▸ Exercise instructions
How many lines in the listing below include the word "youngest"? Answer with the number and nothing else.

Records from a dataset:
▽

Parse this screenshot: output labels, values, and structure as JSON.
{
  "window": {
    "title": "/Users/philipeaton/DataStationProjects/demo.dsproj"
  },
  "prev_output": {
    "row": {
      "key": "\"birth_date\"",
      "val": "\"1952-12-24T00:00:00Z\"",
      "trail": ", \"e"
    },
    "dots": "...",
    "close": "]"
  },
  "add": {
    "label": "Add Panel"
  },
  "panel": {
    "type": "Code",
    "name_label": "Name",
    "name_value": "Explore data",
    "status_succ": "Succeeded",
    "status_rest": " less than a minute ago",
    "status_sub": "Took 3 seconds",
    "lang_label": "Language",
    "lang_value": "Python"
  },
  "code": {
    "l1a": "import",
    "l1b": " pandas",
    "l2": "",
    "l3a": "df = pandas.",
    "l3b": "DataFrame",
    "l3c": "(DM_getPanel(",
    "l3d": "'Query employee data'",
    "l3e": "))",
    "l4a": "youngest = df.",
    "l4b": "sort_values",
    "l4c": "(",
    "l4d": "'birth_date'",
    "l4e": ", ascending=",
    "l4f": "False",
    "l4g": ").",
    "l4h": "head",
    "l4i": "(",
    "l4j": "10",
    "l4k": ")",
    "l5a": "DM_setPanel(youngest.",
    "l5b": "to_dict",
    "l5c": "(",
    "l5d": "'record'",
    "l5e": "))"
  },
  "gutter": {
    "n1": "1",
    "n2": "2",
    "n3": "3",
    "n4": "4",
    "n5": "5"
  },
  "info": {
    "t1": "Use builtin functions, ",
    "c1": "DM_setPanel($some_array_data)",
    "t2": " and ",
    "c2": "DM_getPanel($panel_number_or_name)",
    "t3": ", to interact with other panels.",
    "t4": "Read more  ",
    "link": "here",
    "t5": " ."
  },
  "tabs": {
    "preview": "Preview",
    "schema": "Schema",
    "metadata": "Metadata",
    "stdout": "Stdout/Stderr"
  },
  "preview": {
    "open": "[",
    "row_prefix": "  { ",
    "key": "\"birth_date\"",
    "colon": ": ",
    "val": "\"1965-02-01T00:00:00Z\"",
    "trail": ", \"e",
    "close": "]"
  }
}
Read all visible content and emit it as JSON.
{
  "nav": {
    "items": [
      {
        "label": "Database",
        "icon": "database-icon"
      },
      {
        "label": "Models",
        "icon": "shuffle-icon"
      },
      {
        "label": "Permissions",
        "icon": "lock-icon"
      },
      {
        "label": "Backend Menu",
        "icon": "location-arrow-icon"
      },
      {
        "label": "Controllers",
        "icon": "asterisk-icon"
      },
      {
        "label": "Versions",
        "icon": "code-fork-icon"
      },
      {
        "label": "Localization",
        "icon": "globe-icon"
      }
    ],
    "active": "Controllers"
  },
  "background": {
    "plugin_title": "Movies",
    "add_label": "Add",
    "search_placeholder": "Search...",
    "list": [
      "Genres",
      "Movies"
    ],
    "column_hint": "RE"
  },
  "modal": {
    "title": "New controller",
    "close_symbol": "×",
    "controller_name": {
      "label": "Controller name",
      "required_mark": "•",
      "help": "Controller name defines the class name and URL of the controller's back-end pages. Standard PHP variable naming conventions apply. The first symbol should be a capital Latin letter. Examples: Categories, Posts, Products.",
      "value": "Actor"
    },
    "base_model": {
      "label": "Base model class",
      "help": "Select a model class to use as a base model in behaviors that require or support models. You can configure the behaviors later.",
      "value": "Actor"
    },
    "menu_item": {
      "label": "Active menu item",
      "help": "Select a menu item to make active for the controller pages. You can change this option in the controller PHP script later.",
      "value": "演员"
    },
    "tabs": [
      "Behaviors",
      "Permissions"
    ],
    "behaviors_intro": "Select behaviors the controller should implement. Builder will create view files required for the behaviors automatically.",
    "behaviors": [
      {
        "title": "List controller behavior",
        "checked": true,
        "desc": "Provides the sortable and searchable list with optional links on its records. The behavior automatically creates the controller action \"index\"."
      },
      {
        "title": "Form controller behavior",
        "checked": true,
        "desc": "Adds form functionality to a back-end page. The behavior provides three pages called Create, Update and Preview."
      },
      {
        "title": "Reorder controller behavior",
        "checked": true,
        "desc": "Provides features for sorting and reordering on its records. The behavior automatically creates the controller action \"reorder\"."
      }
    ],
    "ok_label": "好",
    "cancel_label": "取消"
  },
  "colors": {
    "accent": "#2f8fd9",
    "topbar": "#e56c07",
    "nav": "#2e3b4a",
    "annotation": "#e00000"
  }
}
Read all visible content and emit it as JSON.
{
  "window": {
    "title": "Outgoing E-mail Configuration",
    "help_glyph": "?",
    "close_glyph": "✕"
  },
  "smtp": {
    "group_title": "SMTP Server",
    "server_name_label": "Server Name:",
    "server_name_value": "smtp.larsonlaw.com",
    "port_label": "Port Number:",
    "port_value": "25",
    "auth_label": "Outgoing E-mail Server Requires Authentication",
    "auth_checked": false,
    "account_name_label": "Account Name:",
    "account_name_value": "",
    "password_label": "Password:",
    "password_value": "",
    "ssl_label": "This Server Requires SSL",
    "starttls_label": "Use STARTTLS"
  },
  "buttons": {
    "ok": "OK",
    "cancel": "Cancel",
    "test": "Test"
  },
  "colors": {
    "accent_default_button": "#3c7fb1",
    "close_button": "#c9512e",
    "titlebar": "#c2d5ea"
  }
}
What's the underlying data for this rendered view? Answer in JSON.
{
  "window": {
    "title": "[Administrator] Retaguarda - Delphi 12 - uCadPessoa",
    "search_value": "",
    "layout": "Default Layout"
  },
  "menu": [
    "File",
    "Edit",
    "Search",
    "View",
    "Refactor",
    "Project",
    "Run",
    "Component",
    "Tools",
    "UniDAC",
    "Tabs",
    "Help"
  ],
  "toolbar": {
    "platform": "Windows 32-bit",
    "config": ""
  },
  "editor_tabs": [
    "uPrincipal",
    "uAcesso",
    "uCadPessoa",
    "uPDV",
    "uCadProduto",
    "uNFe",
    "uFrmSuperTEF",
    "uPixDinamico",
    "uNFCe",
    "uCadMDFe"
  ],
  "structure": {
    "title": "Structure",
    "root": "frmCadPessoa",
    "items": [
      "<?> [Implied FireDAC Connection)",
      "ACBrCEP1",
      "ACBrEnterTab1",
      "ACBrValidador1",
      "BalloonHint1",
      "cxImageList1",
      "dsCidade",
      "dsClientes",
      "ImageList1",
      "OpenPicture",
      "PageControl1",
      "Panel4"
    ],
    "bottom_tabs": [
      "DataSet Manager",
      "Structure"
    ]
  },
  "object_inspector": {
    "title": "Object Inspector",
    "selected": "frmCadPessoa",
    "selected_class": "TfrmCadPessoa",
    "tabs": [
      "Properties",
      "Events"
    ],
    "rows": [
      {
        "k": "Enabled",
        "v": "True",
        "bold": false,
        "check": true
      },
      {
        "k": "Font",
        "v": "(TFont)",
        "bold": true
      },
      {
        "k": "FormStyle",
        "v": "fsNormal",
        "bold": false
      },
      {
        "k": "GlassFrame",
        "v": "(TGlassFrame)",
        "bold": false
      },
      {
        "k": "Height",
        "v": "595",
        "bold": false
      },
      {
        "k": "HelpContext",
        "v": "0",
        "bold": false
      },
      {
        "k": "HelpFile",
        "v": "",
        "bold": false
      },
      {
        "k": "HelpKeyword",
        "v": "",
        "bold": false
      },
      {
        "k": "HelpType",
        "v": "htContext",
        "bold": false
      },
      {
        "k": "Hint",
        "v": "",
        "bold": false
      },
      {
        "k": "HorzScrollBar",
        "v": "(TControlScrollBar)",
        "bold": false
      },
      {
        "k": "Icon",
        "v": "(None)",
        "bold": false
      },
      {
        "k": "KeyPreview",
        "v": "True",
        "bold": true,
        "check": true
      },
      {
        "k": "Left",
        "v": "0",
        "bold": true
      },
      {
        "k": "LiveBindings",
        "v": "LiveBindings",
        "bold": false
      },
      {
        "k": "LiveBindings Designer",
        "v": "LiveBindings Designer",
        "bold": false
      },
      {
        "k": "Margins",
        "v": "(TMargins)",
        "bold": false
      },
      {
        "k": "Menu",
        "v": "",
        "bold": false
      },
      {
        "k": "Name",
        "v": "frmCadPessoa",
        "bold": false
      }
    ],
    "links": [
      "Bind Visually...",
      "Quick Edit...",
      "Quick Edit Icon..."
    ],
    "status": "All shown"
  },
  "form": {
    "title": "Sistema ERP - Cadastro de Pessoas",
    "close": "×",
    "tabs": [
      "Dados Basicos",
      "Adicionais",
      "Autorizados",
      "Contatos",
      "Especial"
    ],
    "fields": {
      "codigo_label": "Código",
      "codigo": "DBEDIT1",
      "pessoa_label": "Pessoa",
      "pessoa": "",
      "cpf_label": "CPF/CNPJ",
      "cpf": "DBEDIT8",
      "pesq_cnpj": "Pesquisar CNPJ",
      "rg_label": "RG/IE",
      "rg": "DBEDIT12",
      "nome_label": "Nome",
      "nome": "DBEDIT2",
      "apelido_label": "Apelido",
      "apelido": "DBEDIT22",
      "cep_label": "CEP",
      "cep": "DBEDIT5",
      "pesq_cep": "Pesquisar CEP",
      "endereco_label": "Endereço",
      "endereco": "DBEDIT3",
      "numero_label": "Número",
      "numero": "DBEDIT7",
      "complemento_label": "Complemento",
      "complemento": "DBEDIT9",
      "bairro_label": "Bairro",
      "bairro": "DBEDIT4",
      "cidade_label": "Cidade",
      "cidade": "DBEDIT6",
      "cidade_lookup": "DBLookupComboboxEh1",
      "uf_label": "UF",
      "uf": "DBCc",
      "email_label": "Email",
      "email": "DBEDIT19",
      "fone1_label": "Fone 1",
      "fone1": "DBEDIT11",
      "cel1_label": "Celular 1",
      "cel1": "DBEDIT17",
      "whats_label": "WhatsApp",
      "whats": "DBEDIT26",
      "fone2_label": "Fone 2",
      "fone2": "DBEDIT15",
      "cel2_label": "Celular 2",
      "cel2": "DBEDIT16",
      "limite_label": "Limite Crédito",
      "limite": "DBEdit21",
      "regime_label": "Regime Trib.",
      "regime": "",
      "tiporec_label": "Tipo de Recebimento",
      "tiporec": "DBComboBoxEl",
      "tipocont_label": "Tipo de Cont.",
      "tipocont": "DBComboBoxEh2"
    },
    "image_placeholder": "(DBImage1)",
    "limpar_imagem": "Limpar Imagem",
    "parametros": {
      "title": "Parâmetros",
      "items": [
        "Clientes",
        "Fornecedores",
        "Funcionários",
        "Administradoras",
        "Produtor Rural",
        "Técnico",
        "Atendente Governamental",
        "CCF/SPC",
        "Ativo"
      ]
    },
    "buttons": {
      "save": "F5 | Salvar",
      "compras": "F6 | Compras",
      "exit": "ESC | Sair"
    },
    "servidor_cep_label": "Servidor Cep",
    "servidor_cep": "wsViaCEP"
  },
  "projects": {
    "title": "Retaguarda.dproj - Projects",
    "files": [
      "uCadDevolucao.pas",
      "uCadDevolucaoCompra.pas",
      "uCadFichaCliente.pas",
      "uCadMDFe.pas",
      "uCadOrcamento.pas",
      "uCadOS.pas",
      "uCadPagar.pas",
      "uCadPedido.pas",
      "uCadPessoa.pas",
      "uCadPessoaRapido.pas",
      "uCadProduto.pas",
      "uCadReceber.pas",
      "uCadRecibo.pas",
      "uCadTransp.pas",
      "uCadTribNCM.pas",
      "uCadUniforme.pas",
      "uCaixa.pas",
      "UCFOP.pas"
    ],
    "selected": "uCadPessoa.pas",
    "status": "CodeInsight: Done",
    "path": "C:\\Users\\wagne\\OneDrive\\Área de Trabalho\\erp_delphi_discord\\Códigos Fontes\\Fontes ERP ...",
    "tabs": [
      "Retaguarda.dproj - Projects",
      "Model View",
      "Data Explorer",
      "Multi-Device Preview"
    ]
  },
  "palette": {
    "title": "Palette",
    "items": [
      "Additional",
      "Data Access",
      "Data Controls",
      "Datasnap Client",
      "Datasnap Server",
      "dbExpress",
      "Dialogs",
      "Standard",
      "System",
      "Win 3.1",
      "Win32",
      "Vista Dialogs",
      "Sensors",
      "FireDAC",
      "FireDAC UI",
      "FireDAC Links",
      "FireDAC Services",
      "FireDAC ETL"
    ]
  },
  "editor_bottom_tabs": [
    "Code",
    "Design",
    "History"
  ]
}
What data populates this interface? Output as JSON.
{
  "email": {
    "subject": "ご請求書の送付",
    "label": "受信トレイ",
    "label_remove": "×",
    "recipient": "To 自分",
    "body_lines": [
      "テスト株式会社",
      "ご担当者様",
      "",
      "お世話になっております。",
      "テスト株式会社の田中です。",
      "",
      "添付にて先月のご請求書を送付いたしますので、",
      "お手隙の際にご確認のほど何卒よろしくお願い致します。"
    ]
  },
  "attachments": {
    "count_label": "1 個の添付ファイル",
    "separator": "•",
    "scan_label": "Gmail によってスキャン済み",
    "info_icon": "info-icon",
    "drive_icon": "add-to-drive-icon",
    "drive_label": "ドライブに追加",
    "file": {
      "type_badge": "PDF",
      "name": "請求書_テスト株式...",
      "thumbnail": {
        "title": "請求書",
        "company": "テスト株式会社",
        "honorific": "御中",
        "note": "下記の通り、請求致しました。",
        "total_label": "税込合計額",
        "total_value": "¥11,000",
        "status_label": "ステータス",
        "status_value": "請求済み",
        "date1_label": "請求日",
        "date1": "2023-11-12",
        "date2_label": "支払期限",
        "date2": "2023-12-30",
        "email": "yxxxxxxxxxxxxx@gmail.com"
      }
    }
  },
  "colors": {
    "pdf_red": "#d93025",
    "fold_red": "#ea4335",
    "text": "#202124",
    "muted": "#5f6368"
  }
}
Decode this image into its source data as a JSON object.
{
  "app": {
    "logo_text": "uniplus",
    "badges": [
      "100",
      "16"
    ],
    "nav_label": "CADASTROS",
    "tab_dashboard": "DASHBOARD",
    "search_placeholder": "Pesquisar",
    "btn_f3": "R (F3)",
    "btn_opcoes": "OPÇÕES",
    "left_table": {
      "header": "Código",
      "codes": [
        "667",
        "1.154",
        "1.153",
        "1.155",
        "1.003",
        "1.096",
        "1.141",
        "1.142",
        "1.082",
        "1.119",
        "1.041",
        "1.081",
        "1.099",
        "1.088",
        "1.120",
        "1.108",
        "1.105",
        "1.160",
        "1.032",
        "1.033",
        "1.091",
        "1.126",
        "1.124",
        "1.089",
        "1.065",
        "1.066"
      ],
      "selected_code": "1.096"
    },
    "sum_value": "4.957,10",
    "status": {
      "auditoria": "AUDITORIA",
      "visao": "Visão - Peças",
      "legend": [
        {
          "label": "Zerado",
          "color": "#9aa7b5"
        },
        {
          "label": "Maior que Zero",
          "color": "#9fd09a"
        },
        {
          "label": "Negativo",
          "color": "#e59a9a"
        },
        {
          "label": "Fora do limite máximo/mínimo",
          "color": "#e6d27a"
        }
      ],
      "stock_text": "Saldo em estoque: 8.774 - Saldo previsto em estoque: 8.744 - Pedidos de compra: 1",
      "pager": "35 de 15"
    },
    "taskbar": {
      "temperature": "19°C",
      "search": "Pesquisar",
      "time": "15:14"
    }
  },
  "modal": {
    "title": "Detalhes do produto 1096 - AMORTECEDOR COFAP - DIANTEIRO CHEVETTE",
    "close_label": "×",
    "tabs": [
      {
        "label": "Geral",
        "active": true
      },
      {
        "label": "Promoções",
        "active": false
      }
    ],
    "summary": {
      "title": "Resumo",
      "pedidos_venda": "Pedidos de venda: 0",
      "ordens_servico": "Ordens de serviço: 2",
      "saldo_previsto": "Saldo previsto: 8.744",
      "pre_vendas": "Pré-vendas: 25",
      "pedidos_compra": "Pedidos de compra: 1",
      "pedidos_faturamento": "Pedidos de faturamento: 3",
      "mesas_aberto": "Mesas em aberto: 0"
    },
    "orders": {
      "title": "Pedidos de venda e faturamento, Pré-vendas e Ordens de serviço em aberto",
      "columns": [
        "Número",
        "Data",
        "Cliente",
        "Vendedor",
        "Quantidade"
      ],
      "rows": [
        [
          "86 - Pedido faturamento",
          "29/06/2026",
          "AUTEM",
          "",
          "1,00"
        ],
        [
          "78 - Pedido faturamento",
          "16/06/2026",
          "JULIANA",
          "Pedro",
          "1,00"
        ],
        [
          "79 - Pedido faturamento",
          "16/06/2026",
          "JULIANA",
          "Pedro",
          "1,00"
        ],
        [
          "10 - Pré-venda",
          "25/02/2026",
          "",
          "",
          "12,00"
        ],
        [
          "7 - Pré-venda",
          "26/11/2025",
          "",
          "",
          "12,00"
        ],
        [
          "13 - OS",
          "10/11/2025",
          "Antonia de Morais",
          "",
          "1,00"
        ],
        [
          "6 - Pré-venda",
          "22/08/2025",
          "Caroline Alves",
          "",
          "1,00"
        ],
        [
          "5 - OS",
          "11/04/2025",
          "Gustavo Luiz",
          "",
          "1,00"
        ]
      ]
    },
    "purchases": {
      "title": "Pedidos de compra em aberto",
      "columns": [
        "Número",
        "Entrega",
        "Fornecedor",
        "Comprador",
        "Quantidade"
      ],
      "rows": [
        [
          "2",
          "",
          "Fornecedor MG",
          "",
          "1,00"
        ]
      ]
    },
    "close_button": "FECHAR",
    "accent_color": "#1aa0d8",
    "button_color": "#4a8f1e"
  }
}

△

▸ Full answer
2